* _Directives_:
1 – Reproduce everything in the passage on Sultan Abdulaziz's death, from "The night was" down to "far more sinister.".
2 – In the passage about Sultan Abdulaziz, in which palace was he found on June 4, 1876?

The night was thick with whispers, slithering through palace corridors and settling in the hearts of those who dared to listen. On June 4, 1876, Sultan Abdulaziz, the former sovereign of the Ottoman Empire, was found in a room in the Feriye Palace on the Bosphorus, his wrists slashed, a pool of blood staining the chaise beneath him. The official story? Suicide. The truth? Perhaps something far more sinister.

Opening statement
The Ottoman Empire in 1876 remained a formidable power. Its dominion stretched over 12 million square kilometres, across what are now 35 countries. Its capital, Istanbul, was the fifth-largest city in the world. The empire had a population of 64 million, commanding the world’s fourth-largest army and the third-largest navy.

* _Dataset rows_:

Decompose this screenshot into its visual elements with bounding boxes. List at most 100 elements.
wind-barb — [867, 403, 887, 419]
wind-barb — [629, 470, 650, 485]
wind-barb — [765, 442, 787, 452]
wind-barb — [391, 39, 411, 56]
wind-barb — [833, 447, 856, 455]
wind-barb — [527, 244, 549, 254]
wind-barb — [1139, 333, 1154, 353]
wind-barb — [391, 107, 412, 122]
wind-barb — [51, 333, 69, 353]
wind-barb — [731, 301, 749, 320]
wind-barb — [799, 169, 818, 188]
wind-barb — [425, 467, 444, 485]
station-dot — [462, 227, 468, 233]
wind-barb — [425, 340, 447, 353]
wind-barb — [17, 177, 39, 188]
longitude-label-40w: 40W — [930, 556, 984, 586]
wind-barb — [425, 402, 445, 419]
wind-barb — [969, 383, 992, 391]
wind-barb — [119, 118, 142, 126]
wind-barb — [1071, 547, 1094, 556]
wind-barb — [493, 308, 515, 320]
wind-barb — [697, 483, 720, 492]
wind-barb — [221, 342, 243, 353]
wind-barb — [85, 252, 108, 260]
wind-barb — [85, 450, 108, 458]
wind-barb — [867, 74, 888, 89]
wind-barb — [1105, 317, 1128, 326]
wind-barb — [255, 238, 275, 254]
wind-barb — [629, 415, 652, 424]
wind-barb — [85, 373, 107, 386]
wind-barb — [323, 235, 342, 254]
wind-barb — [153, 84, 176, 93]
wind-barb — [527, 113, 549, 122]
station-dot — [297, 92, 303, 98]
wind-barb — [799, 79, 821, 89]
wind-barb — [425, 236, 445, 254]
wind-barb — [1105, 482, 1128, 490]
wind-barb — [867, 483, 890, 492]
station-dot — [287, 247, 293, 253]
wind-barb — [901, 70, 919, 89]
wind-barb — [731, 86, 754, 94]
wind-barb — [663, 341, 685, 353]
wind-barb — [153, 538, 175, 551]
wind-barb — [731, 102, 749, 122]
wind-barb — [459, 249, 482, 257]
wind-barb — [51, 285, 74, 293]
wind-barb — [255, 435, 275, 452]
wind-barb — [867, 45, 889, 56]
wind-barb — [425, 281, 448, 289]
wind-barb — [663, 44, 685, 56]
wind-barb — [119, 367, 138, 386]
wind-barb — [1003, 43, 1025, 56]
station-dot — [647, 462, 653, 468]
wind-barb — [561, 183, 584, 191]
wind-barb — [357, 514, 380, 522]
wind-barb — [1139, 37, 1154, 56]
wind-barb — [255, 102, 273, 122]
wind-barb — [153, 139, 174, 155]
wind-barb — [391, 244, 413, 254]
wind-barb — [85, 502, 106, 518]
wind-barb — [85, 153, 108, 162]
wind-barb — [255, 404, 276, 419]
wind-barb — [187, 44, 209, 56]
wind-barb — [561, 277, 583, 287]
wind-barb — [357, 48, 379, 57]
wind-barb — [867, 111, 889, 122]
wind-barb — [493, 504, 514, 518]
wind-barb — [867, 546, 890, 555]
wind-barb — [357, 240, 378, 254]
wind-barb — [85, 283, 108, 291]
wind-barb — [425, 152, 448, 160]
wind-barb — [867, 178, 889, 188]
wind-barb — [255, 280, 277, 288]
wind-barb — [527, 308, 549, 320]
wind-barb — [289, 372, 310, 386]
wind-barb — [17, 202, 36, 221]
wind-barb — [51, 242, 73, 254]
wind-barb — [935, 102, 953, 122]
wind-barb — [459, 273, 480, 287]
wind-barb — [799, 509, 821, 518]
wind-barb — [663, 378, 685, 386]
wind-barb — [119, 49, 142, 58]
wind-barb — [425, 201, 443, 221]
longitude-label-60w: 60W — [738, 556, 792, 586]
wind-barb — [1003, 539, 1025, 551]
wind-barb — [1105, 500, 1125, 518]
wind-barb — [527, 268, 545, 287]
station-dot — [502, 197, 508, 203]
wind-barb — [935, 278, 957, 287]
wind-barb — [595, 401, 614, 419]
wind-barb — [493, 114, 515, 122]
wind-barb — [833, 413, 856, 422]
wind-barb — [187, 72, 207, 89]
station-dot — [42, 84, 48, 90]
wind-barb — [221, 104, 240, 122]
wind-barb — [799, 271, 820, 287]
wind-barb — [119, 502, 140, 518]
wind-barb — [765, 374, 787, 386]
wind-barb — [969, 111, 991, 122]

* _Task-by-task answers_:
1 –
The night was thick with whispers, slithering through palace corridors and settling in the hearts of those who dared to listen. On June 4, 1876, Sultan Abdulaziz, the former sovereign of the Ottoman Empire, was found in a room in the Feriye Palace on the Bosphorus, his wrists slashed, a pool of blood staining the chaise beneath him. The official story? Suicide. The truth? Perhaps something far more sinister.

2 – The Feriye Palace on the Bosphorus.